Stored entries:
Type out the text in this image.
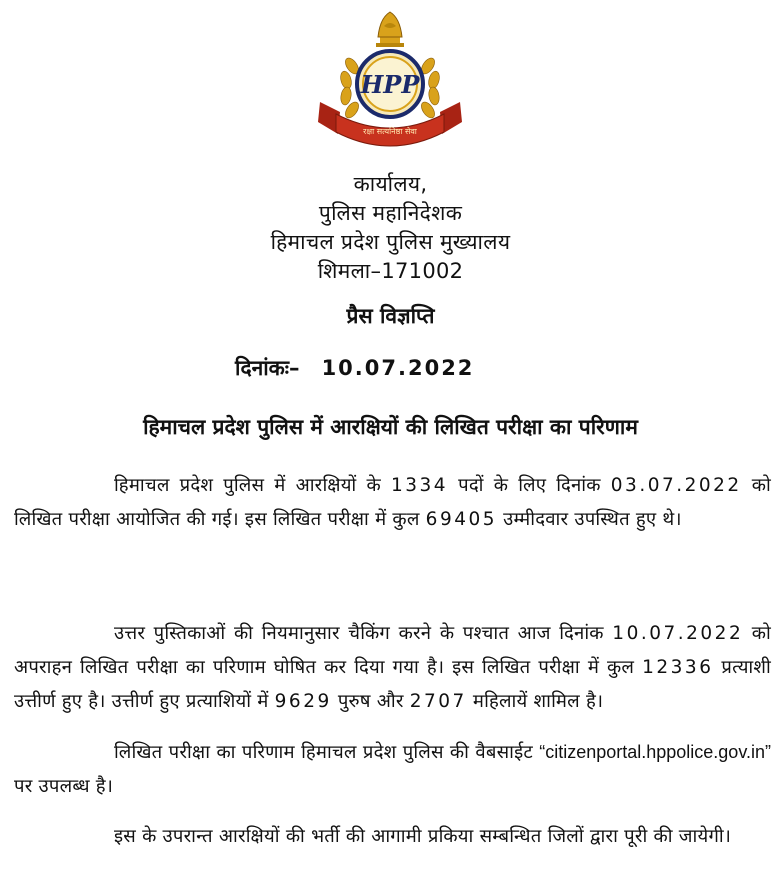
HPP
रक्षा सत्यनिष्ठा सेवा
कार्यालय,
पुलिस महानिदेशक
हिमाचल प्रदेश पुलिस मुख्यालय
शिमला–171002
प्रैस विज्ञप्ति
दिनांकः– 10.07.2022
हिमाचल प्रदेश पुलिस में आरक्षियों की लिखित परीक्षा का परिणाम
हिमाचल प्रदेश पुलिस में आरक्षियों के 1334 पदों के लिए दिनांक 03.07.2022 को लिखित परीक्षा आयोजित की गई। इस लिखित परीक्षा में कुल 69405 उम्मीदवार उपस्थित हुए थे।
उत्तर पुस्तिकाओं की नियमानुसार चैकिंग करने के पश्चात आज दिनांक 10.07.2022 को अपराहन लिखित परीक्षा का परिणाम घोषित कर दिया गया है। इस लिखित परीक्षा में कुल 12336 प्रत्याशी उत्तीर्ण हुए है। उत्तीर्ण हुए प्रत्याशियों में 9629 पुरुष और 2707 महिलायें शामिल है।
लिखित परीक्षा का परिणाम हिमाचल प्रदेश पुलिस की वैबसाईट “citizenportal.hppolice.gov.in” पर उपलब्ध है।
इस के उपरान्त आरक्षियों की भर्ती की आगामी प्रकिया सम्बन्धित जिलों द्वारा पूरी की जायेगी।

--

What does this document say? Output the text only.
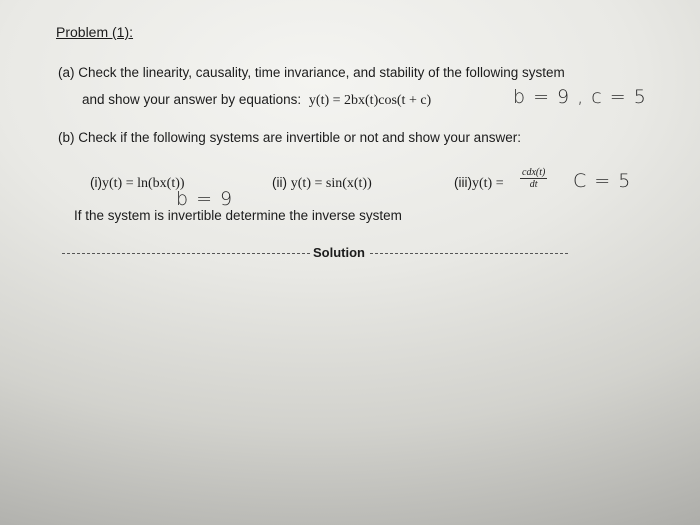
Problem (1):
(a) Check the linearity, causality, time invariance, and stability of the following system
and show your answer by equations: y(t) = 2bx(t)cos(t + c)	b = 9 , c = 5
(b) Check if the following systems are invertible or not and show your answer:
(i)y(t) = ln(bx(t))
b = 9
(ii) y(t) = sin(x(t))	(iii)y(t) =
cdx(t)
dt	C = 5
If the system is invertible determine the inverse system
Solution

* * *

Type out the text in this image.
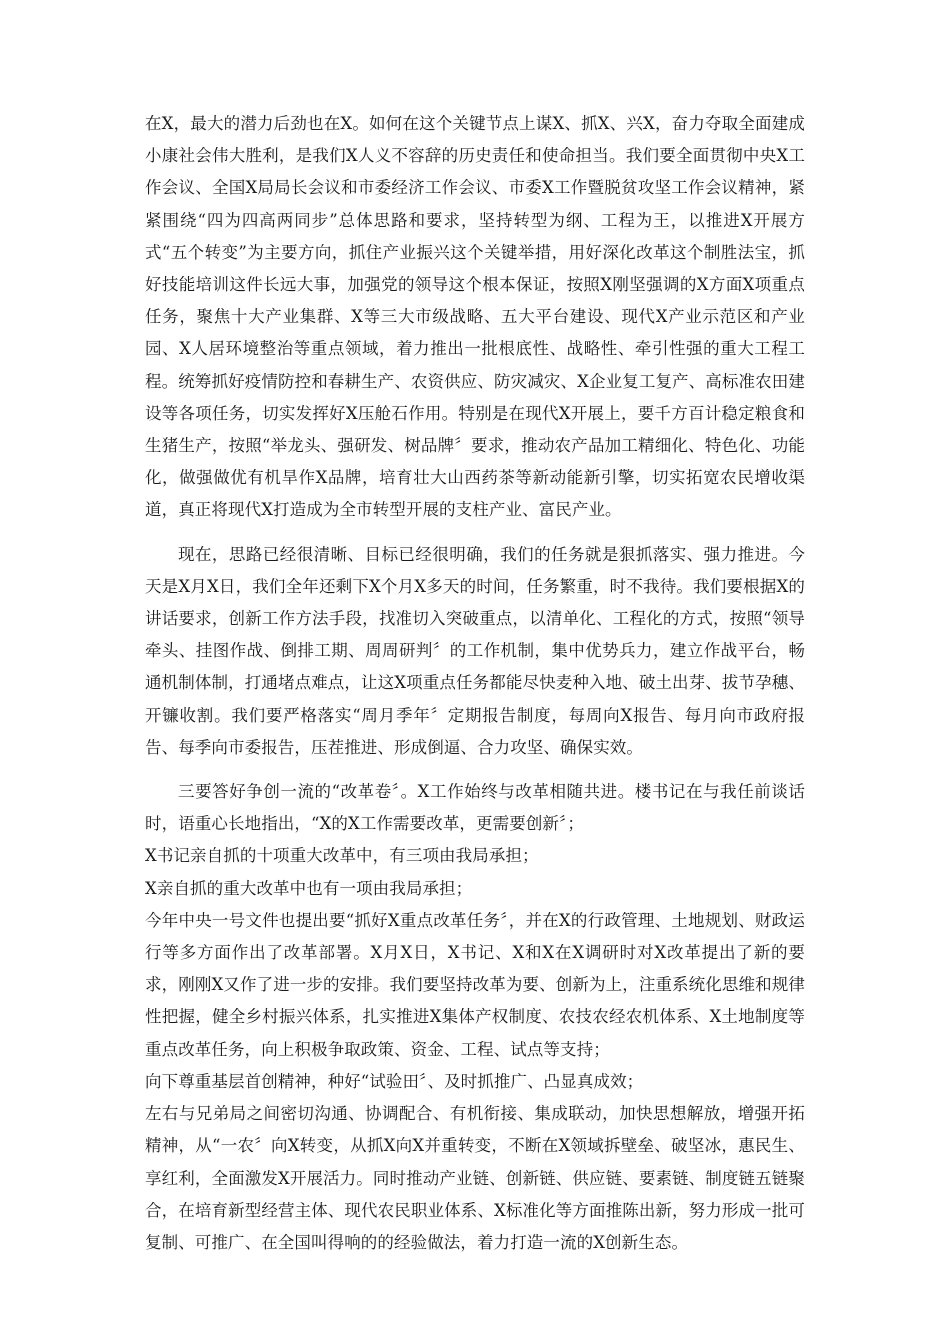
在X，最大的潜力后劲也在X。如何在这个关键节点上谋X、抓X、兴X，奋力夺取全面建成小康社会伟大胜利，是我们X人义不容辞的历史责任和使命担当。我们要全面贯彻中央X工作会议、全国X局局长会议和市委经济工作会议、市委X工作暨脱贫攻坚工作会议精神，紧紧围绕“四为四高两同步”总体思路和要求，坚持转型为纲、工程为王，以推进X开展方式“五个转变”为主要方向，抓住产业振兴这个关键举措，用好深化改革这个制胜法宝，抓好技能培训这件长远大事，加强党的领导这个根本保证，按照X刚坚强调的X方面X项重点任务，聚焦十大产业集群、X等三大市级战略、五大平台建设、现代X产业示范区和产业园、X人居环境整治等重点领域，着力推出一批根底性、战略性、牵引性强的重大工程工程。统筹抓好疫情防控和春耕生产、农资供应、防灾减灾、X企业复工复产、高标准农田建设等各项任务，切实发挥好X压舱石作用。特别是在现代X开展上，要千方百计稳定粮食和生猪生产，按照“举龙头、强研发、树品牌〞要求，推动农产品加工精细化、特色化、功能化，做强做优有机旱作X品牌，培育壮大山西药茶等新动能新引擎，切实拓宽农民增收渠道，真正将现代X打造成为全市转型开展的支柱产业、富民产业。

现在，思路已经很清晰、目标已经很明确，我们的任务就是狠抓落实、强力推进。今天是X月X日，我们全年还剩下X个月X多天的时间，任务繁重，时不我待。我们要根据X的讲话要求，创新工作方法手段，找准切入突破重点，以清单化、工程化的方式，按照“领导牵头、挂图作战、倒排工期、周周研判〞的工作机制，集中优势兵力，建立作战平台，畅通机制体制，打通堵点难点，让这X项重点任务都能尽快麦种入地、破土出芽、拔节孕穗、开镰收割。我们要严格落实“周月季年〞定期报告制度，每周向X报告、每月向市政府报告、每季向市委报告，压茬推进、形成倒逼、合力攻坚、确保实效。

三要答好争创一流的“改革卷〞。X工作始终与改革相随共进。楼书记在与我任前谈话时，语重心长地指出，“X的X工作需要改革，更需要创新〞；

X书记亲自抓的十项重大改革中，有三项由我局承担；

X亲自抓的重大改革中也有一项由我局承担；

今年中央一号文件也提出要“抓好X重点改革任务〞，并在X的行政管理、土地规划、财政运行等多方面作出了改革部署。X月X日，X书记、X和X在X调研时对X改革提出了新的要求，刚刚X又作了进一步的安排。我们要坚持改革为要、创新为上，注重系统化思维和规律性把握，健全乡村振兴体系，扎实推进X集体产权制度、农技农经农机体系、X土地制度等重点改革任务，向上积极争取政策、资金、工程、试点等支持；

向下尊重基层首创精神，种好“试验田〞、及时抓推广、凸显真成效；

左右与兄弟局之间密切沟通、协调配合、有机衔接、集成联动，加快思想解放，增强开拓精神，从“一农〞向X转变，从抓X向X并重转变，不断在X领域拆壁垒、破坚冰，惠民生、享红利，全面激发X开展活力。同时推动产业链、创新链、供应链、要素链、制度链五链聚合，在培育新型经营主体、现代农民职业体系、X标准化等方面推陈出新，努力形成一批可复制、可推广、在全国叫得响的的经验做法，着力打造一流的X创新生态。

EXERCISE DIRECTIONS
The word "invertible" appears in how many lines of the data? Answer with only the number.

REPLY TO THE TASK
2